------ Input ------

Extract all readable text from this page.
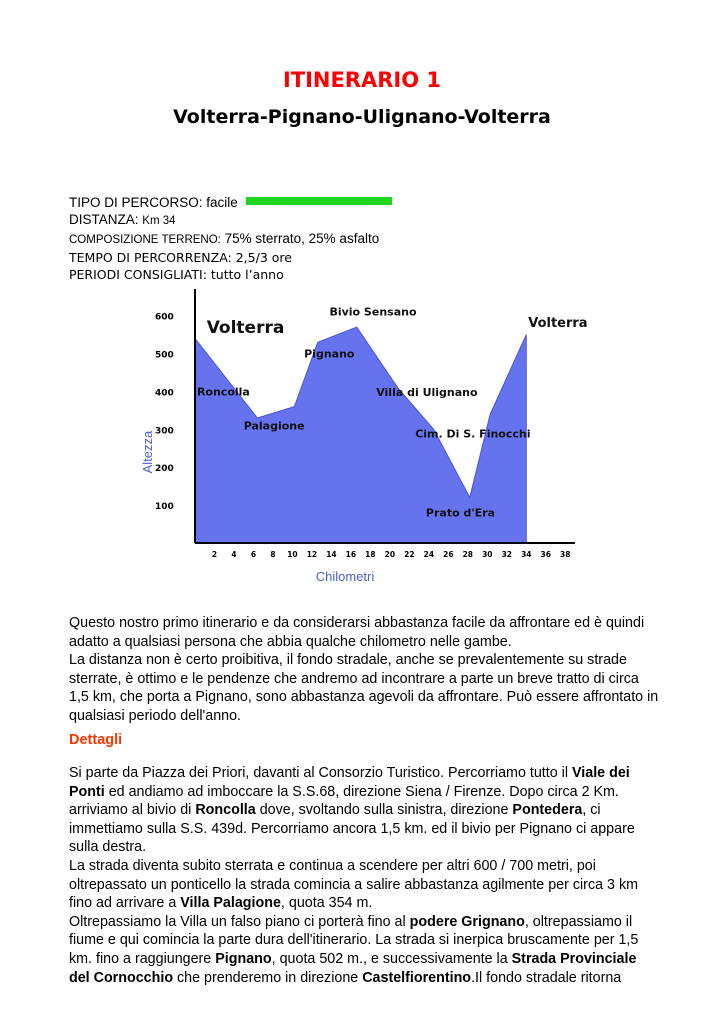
ITINERARIO 1
Volterra-Pignano-Ulignano-Volterra
TIPO DI PERCORSO: facile
DISTANZA: Km 34
COMPOSIZIONE TERRENO: 75% sterrato, 25% asfalto
TEMPO DI PERCORRENZA: 2,5/3 ore
PERIODI CONSIGLIATI: tutto l’anno
100
200
300
400
500
600
2 4 6 8 10 12 14 16 18 20 22 24 26 28 30 32 34 36 38
Chilometri
Altezza
Volterra
Roncolla
Palagione
Pignano
Bivio Sensano
Villa di Ulignano
Cim. Di S. Finocchi
Prato d'Era
Volterra
Questo nostro primo itinerario e da considerarsi abbastanza facile da affrontare ed è quindi adatto a qualsiasi persona che abbia qualche chilometro nelle gambe.
La distanza non è certo proibitiva, il fondo stradale, anche se prevalentemente su strade sterrate, è ottimo e le pendenze che andremo ad incontrare a parte un breve tratto di circa 1,5 km, che porta a Pignano, sono abbastanza agevoli da affrontare. Può essere affrontato in qualsiasi periodo dell'anno.
Dettagli
Si parte da Piazza dei Priori, davanti al Consorzio Turistico. Percorriamo tutto il Viale dei Ponti ed andiamo ad imboccare la S.S.68, direzione Siena / Firenze. Dopo circa 2 Km. arriviamo al bivio di Roncolla dove, svoltando sulla sinistra, direzione Pontedera, ci immettiamo sulla S.S. 439d. Percorriamo ancora 1,5 km. ed il bivio per Pignano ci appare sulla destra.
La strada diventa subito sterrata e continua a scendere per altri 600 / 700 metri, poi oltrepassato un ponticello la strada comincia a salire abbastanza agilmente per circa 3 km fino ad arrivare a Villa Palagione, quota 354 m.
Oltrepassiamo la Villa un falso piano ci porterà fino al podere Grignano, oltrepassiamo il fiume e qui comincia la parte dura dell'itinerario. La strada si inerpica bruscamente per 1,5 km. fino a raggiungere Pignano, quota 502 m., e successivamente la Strada Provinciale del Cornocchio che prenderemo in direzione Castelfiorentino.Il fondo stradale ritorna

------

Requirements:
Reproduce the whole listing word for word, setting aside any pictures.

Expected answer:
Extract all readable text from this page.
ITINERARIO 1
Volterra-Pignano-Ulignano-Volterra
TIPO DI PERCORSO: facile
DISTANZA: Km 34
COMPOSIZIONE TERRENO: 75% sterrato, 25% asfalto
TEMPO DI PERCORRENZA: 2,5/3 ore
PERIODI CONSIGLIATI: tutto l’anno
100
200
300
400
500
600
2 4 6 8 10 12 14 16 18 20 22 24 26 28 30 32 34 36 38
Chilometri
Altezza
Volterra
Roncolla
Palagione
Pignano
Bivio Sensano
Villa di Ulignano
Cim. Di S. Finocchi
Prato d'Era
Volterra
Questo nostro primo itinerario e da considerarsi abbastanza facile da affrontare ed è quindi adatto a qualsiasi persona che abbia qualche chilometro nelle gambe.
La distanza non è certo proibitiva, il fondo stradale, anche se prevalentemente su strade sterrate, è ottimo e le pendenze che andremo ad incontrare a parte un breve tratto di circa 1,5 km, che porta a Pignano, sono abbastanza agevoli da affrontare. Può essere affrontato in qualsiasi periodo dell'anno.
Dettagli
Si parte da Piazza dei Priori, davanti al Consorzio Turistico. Percorriamo tutto il Viale dei Ponti ed andiamo ad imboccare la S.S.68, direzione Siena / Firenze. Dopo circa 2 Km. arriviamo al bivio di Roncolla dove, svoltando sulla sinistra, direzione Pontedera, ci immettiamo sulla S.S. 439d. Percorriamo ancora 1,5 km. ed il bivio per Pignano ci appare sulla destra.
La strada diventa subito sterrata e continua a scendere per altri 600 / 700 metri, poi oltrepassato un ponticello la strada comincia a salire abbastanza agilmente per circa 3 km fino ad arrivare a Villa Palagione, quota 354 m.
Oltrepassiamo la Villa un falso piano ci porterà fino al podere Grignano, oltrepassiamo il fiume e qui comincia la parte dura dell'itinerario. La strada si inerpica bruscamente per 1,5 km. fino a raggiungere Pignano, quota 502 m., e successivamente la Strada Provinciale del Cornocchio che prenderemo in direzione Castelfiorentino.Il fondo stradale ritorna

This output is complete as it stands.